# [Direction]
Extract all lines that hold the string "festa".

— Start of Raw records —

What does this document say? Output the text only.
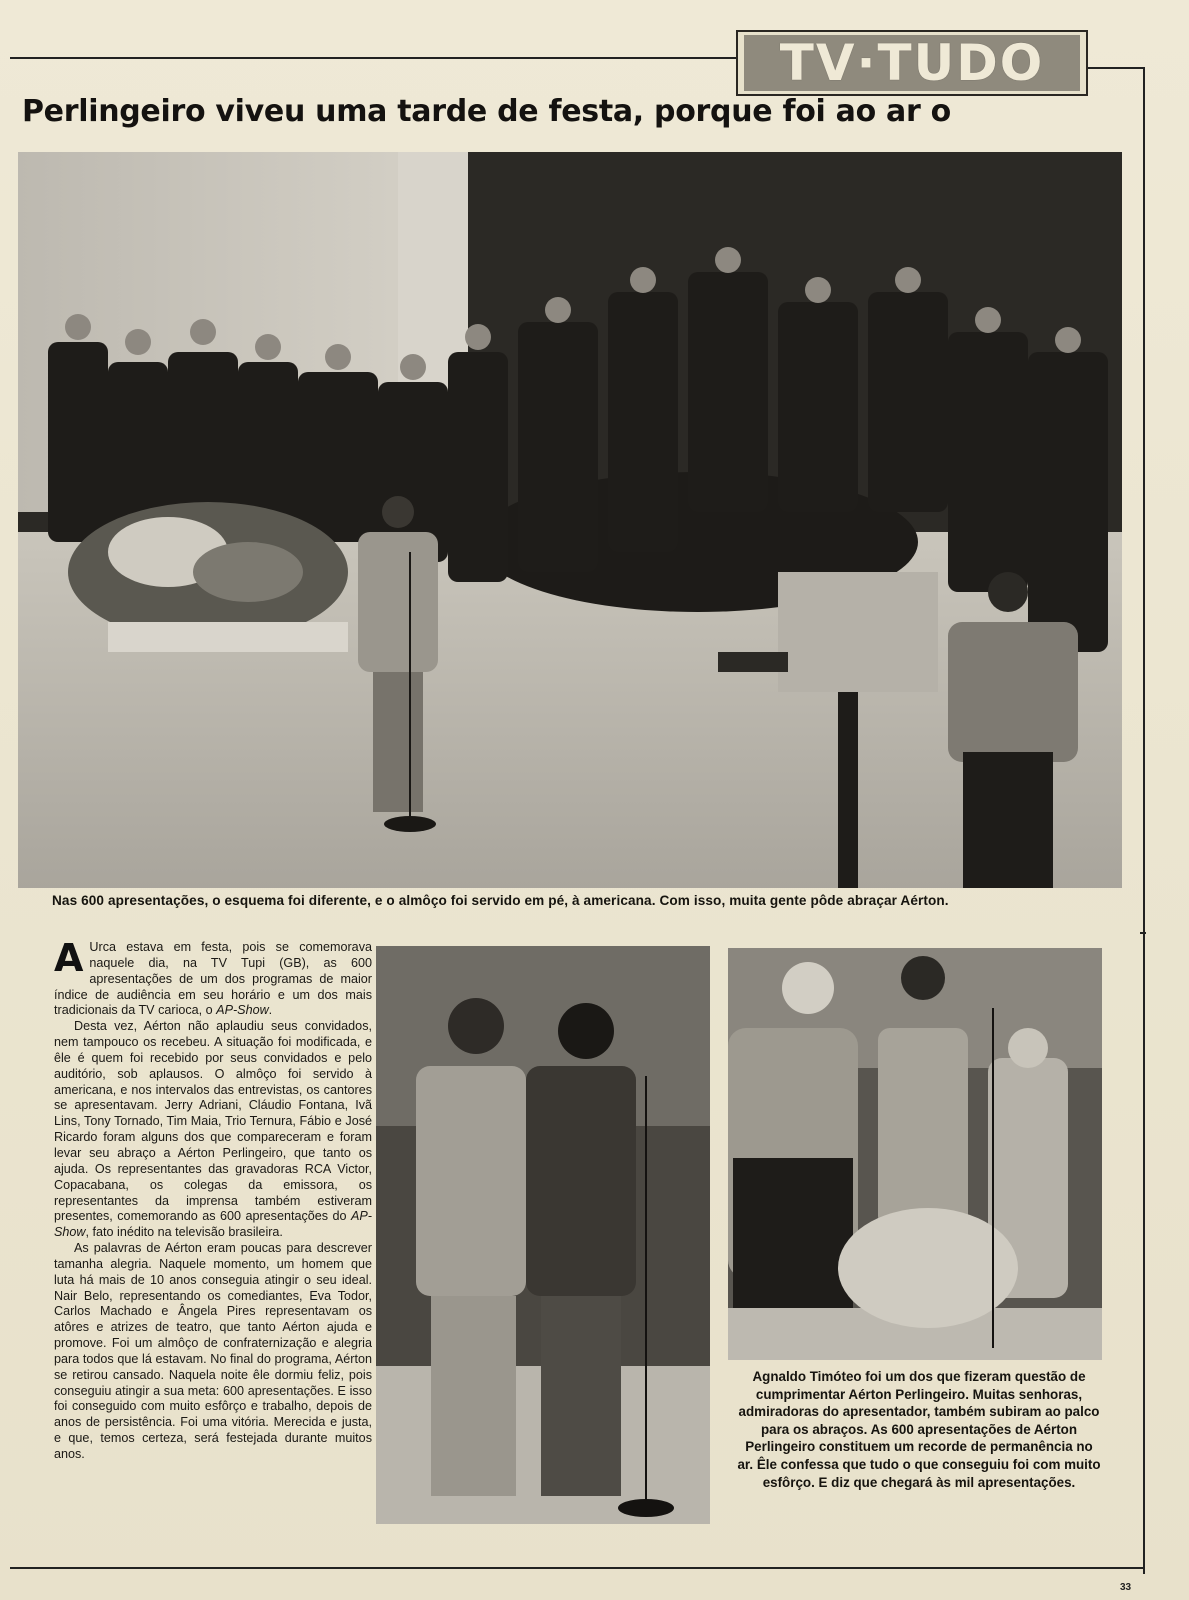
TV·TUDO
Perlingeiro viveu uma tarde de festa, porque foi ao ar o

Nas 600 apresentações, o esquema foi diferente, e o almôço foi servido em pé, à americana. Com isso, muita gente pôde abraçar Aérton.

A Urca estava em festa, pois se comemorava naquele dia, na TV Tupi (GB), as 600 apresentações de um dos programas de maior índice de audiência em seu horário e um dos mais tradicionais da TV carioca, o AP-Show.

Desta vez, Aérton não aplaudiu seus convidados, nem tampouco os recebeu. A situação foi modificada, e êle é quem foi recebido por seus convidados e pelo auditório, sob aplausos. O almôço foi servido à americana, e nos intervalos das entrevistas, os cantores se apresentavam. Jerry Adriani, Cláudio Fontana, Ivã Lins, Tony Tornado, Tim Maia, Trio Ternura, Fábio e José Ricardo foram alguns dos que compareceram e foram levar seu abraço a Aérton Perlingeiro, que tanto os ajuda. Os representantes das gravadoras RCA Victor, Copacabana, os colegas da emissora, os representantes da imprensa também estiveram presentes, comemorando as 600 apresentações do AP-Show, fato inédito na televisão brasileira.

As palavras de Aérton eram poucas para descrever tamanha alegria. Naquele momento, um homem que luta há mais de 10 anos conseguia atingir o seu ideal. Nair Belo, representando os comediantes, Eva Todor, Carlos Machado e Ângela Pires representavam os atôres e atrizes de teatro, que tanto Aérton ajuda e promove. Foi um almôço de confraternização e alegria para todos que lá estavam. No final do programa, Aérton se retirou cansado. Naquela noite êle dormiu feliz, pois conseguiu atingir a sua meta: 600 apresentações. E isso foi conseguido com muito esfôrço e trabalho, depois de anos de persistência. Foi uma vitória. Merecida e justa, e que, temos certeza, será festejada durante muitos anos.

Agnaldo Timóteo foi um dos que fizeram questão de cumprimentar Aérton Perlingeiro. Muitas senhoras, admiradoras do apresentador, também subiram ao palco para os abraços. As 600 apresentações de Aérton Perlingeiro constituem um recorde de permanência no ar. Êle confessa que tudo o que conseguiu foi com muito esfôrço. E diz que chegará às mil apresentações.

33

— End of Raw records —
— Start of Raw records —

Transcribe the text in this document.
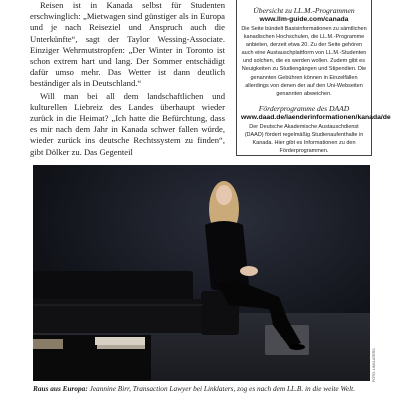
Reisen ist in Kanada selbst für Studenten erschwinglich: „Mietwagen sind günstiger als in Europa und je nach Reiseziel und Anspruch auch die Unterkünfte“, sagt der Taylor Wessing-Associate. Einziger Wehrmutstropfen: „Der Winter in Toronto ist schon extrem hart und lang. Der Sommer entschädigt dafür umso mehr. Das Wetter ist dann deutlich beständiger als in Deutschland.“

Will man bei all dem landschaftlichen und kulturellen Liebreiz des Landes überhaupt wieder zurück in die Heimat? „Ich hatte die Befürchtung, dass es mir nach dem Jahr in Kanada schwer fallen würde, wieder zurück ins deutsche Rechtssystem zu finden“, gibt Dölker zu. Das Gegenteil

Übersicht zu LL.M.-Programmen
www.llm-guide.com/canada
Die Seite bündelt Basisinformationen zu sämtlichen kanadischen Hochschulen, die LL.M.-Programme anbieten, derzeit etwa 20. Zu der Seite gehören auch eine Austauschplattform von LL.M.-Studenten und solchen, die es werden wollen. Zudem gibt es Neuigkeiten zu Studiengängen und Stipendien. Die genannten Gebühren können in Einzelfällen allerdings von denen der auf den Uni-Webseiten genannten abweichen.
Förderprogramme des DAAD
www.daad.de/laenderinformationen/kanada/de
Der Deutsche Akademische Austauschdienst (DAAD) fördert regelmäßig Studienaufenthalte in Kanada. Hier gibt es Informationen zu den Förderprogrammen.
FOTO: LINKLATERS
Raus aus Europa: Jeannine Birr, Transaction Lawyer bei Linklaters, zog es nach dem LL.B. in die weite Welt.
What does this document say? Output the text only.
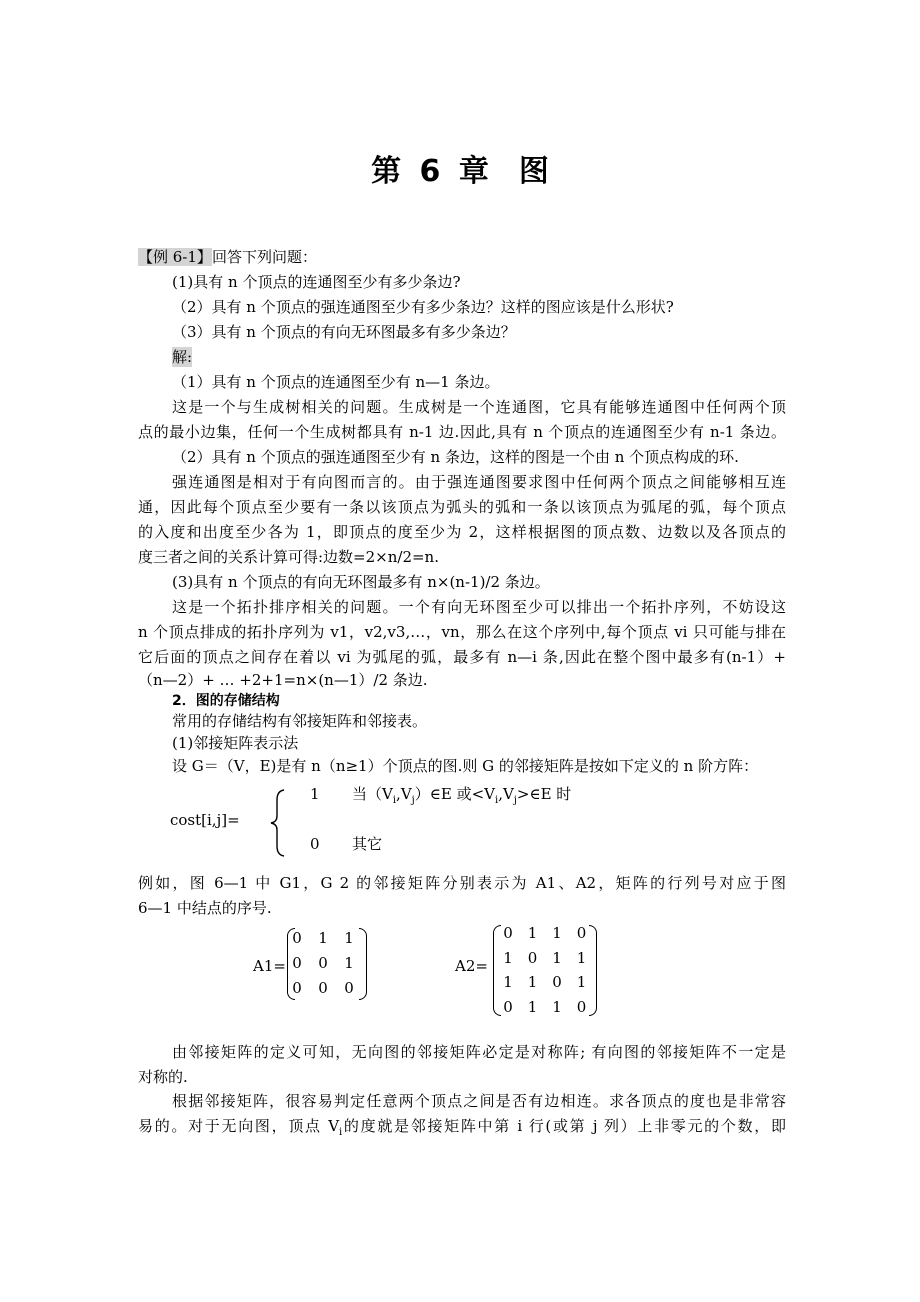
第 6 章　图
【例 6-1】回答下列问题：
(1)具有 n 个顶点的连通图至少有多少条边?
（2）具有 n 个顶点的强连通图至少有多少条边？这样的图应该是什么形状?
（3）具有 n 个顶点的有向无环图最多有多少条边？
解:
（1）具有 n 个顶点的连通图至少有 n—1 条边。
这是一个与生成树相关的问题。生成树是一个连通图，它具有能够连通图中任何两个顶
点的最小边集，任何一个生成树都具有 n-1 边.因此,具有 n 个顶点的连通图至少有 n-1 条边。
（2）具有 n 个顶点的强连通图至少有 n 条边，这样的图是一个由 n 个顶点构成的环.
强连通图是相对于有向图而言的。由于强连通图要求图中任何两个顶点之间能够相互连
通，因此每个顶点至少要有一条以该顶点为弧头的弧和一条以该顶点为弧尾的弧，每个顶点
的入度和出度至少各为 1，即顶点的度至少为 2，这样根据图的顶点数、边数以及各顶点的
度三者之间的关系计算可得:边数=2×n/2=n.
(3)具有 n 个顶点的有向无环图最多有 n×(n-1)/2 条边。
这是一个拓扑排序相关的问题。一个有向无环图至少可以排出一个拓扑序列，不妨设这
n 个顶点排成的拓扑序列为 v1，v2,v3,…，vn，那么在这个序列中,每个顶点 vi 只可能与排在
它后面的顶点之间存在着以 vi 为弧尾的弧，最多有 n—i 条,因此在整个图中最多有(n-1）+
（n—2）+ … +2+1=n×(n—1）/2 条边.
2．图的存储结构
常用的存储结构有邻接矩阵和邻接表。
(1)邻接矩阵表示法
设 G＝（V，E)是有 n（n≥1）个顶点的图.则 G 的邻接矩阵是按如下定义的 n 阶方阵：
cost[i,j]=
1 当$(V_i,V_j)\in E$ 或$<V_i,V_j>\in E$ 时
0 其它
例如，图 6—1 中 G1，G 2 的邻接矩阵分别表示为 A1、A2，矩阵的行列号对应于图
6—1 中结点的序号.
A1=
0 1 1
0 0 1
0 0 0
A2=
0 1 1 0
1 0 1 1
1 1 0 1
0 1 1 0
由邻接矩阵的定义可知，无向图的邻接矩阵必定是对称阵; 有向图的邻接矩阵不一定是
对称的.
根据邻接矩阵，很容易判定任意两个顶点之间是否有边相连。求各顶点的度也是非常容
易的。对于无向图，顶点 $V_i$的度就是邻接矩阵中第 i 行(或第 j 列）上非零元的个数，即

— End of Raw records —

# [Finished answer]
Perlingeiro viveu uma tarde de festa, porque foi ao ar o
A Urca estava em festa, pois se comemorava naquele dia, na TV Tupi (GB), as 600 apresentações de um dos programas de maior índice de audiência em seu horário e um dos mais tradicionais da TV carioca, o AP-Show.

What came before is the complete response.